» TASK TO COMPLETE
Work out the number of lines with the word "Width" in the material below, then reply with that number only.

(Items from a figure collection)

----

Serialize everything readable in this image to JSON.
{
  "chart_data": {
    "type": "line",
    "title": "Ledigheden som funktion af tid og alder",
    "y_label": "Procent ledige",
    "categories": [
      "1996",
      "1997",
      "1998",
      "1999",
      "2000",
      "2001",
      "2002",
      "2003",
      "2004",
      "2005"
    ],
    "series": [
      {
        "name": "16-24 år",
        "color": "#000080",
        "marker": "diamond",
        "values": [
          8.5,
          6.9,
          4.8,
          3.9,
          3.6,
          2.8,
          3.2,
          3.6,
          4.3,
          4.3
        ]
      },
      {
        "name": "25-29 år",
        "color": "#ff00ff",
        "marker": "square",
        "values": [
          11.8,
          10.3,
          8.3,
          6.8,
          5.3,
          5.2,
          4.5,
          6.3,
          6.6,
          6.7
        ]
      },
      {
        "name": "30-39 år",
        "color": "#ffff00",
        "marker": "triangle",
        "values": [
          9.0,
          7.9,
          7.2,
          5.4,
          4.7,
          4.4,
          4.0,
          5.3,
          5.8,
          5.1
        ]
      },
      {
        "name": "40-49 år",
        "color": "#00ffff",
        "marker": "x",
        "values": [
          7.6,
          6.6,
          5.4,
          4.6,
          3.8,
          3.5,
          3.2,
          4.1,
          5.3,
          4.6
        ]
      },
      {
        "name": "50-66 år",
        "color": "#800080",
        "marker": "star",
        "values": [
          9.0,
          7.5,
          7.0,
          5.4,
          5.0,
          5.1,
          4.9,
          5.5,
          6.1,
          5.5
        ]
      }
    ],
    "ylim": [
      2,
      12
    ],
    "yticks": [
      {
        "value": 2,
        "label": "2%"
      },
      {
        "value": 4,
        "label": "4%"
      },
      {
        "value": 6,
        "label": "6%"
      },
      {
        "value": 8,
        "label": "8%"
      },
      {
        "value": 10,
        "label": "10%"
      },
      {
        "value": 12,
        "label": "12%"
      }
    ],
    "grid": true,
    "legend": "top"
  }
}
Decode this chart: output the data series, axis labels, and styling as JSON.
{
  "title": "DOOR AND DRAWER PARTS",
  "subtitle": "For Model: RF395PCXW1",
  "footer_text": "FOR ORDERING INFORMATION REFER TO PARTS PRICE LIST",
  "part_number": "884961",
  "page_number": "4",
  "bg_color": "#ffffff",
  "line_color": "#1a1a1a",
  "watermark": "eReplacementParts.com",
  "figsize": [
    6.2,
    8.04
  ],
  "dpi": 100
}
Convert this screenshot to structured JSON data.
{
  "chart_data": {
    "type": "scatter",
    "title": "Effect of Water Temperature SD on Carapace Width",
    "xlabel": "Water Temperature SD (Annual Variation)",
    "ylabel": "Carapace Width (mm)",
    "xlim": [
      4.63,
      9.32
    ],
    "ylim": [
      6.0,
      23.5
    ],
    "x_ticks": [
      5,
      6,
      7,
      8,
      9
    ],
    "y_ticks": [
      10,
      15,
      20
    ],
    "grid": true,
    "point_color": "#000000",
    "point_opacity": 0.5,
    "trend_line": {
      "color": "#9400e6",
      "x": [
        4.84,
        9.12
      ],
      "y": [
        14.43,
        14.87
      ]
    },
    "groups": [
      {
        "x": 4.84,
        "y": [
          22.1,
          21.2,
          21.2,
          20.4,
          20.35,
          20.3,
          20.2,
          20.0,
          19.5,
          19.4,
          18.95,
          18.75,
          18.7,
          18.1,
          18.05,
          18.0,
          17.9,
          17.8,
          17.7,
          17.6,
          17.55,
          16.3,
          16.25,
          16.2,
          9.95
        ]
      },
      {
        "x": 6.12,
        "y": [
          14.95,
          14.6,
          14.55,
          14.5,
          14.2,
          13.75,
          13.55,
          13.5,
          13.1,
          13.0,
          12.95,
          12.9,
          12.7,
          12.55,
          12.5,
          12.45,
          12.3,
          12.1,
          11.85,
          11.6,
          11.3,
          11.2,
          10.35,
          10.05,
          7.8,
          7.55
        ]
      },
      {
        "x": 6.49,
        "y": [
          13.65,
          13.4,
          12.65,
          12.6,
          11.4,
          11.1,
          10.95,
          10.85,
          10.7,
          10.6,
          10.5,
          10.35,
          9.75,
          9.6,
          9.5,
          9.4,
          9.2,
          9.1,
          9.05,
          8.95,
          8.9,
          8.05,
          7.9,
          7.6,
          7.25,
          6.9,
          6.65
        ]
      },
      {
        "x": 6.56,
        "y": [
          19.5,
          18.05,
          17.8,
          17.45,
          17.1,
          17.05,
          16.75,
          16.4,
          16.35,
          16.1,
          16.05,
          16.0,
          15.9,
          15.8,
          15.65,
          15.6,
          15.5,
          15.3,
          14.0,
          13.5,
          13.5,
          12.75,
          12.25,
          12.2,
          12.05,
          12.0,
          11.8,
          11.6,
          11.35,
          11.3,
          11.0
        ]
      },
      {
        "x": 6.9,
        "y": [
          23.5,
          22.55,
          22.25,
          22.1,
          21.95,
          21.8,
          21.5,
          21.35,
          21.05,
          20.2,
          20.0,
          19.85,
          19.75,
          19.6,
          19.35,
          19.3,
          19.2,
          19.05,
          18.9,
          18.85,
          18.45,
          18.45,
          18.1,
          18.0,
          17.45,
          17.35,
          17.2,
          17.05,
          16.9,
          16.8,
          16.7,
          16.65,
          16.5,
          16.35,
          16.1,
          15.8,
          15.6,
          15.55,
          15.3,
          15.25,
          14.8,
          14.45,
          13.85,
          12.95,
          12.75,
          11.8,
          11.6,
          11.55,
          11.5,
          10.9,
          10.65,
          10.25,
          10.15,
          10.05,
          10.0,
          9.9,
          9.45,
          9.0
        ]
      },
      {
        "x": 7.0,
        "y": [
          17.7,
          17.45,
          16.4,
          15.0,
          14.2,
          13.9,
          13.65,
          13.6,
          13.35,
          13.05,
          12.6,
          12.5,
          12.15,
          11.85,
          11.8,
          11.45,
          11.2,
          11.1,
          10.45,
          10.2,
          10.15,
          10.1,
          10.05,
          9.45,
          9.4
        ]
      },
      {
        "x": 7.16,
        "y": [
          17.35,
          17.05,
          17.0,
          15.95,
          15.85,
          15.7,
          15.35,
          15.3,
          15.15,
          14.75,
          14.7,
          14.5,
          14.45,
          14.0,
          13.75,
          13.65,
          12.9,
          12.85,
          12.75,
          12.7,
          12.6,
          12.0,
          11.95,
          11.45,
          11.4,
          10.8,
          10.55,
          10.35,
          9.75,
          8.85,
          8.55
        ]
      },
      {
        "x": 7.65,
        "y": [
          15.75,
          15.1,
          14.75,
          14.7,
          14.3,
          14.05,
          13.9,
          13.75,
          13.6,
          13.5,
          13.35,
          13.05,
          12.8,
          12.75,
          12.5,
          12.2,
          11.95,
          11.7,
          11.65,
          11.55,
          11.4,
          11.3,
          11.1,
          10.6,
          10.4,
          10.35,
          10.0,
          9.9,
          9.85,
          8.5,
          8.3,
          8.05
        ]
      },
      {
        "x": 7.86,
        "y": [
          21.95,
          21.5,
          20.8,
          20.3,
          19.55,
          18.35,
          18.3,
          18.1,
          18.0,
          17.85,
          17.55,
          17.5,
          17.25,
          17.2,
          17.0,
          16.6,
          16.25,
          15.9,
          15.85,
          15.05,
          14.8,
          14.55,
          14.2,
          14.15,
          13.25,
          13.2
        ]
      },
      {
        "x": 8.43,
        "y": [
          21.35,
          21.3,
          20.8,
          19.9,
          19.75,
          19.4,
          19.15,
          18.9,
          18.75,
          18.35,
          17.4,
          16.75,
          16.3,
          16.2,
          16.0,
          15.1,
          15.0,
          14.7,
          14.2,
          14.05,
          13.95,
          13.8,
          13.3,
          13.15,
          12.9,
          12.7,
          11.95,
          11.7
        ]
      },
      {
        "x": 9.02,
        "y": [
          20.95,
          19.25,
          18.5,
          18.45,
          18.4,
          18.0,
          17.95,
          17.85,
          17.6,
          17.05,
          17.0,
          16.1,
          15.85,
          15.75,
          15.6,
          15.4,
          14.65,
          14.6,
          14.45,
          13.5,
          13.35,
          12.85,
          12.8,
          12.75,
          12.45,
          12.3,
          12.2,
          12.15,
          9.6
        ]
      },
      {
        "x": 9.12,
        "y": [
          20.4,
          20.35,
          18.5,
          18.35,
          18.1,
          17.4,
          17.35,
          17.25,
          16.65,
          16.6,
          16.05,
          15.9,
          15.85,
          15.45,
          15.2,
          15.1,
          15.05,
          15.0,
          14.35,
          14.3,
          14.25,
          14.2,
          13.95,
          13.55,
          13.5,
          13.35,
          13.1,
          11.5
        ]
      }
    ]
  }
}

----

» EXERCISE SOLUTION
2